▸ **Your instructions**: An exact copy of the records is required, minus the pictures they hold.

--- Start of Material for the task ---

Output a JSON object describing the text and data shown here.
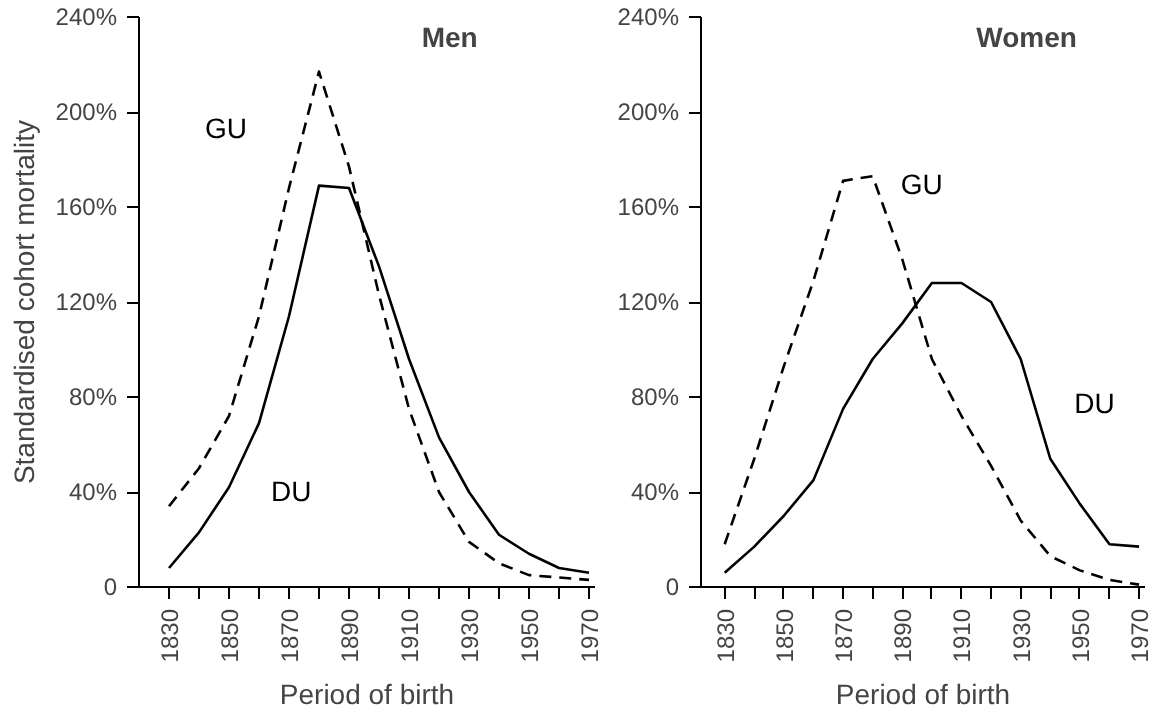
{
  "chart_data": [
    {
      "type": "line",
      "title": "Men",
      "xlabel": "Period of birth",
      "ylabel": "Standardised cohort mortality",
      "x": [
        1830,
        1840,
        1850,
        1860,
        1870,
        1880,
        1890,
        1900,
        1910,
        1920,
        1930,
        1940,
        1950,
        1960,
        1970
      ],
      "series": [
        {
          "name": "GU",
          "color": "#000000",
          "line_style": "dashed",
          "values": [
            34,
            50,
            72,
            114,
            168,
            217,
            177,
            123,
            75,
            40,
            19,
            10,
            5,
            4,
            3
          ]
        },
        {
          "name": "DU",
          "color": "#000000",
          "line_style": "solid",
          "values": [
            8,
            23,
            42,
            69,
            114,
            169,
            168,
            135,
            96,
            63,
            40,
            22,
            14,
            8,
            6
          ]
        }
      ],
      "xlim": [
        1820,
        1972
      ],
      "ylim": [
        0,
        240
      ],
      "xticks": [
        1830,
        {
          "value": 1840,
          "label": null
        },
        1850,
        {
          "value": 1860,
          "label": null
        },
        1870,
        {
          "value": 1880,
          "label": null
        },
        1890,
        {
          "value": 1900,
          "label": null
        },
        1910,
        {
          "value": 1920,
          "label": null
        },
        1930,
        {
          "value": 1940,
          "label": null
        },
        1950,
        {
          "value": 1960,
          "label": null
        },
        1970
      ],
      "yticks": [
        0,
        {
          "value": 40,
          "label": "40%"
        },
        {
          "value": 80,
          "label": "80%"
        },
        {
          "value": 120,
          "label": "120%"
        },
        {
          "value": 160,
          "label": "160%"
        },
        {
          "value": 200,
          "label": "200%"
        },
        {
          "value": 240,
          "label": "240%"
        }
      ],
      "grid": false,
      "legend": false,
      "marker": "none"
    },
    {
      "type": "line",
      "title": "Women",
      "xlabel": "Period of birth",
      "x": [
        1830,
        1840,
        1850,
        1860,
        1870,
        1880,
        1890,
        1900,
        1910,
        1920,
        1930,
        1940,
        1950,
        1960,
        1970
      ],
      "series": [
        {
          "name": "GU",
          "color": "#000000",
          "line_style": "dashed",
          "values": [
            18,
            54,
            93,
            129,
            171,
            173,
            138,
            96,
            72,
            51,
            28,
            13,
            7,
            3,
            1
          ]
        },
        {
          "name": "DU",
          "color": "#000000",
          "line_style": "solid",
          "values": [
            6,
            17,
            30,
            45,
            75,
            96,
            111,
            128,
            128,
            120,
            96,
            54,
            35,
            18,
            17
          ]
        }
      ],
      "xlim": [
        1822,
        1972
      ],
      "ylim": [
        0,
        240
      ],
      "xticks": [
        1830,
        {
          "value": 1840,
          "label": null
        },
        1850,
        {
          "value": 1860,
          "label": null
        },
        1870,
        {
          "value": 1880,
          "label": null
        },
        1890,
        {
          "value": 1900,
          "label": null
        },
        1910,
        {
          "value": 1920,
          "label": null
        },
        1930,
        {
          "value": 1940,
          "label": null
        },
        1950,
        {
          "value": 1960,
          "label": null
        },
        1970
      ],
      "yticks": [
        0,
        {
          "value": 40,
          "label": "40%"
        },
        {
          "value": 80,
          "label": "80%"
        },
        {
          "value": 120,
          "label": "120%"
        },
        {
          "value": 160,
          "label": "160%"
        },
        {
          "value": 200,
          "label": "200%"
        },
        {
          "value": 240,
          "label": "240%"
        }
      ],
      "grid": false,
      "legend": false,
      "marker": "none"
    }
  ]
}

--- End of Material for the task ---

▸ **Completed exercise**:
Output a JSON object describing the text and data shown here.
{
  "chart_data": [
    {
      "type": "line",
      "title": "Men",
      "xlabel": "Period of birth",
      "ylabel": "Standardised cohort mortality",
      "x": [
        1830,
        1840,
        1850,
        1860,
        1870,
        1880,
        1890,
        1900,
        1910,
        1920,
        1930,
        1940,
        1950,
        1960,
        1970
      ],
      "series": [
        {
          "name": "GU",
          "color": "#000000",
          "line_style": "dashed",
          "values": [
            34,
            50,
            72,
            114,
            168,
            217,
            177,
            123,
            75,
            40,
            19,
            10,
            5,
            4,
            3
          ]
        },
        {
          "name": "DU",
          "color": "#000000",
          "line_style": "solid",
          "values": [
            8,
            23,
            42,
            69,
            114,
            169,
            168,
            135,
            96,
            63,
            40,
            22,
            14,
            8,
            6
          ]
        }
      ],
      "xlim": [
        1820,
        1972
      ],
      "ylim": [
        0,
        240
      ],
      "xticks": [
        1830,
        {
          "value": 1840,
          "label": null
        },
        1850,
        {
          "value": 1860,
          "label": null
        },
        1870,
        {
          "value": 1880,
          "label": null
        },
        1890,
        {
          "value": 1900,
          "label": null
        },
        1910,
        {
          "value": 1920,
          "label": null
        },
        1930,
        {
          "value": 1940,
          "label": null
        },
        1950,
        {
          "value": 1960,
          "label": null
        },
        1970
      ],
      "yticks": [
        0,
        {
          "value": 40,
          "label": "40%"
        },
        {
          "value": 80,
          "label": "80%"
        },
        {
          "value": 120,
          "label": "120%"
        },
        {
          "value": 160,
          "label": "160%"
        },
        {
          "value": 200,
          "label": "200%"
        },
        {
          "value": 240,
          "label": "240%"
        }
      ],
      "grid": false,
      "legend": false,
      "marker": "none"
    },
    {
      "type": "line",
      "title": "Women",
      "xlabel": "Period of birth",
      "x": [
        1830,
        1840,
        1850,
        1860,
        1870,
        1880,
        1890,
        1900,
        1910,
        1920,
        1930,
        1940,
        1950,
        1960,
        1970
      ],
      "series": [
        {
          "name": "GU",
          "color": "#000000",
          "line_style": "dashed",
          "values": [
            18,
            54,
            93,
            129,
            171,
            173,
            138,
            96,
            72,
            51,
            28,
            13,
            7,
            3,
            1
          ]
        },
        {
          "name": "DU",
          "color": "#000000",
          "line_style": "solid",
          "values": [
            6,
            17,
            30,
            45,
            75,
            96,
            111,
            128,
            128,
            120,
            96,
            54,
            35,
            18,
            17
          ]
        }
      ],
      "xlim": [
        1822,
        1972
      ],
      "ylim": [
        0,
        240
      ],
      "xticks": [
        1830,
        {
          "value": 1840,
          "label": null
        },
        1850,
        {
          "value": 1860,
          "label": null
        },
        1870,
        {
          "value": 1880,
          "label": null
        },
        1890,
        {
          "value": 1900,
          "label": null
        },
        1910,
        {
          "value": 1920,
          "label": null
        },
        1930,
        {
          "value": 1940,
          "label": null
        },
        1950,
        {
          "value": 1960,
          "label": null
        },
        1970
      ],
      "yticks": [
        0,
        {
          "value": 40,
          "label": "40%"
        },
        {
          "value": 80,
          "label": "80%"
        },
        {
          "value": 120,
          "label": "120%"
        },
        {
          "value": 160,
          "label": "160%"
        },
        {
          "value": 200,
          "label": "200%"
        },
        {
          "value": 240,
          "label": "240%"
        }
      ],
      "grid": false,
      "legend": false,
      "marker": "none"
    }
  ]
}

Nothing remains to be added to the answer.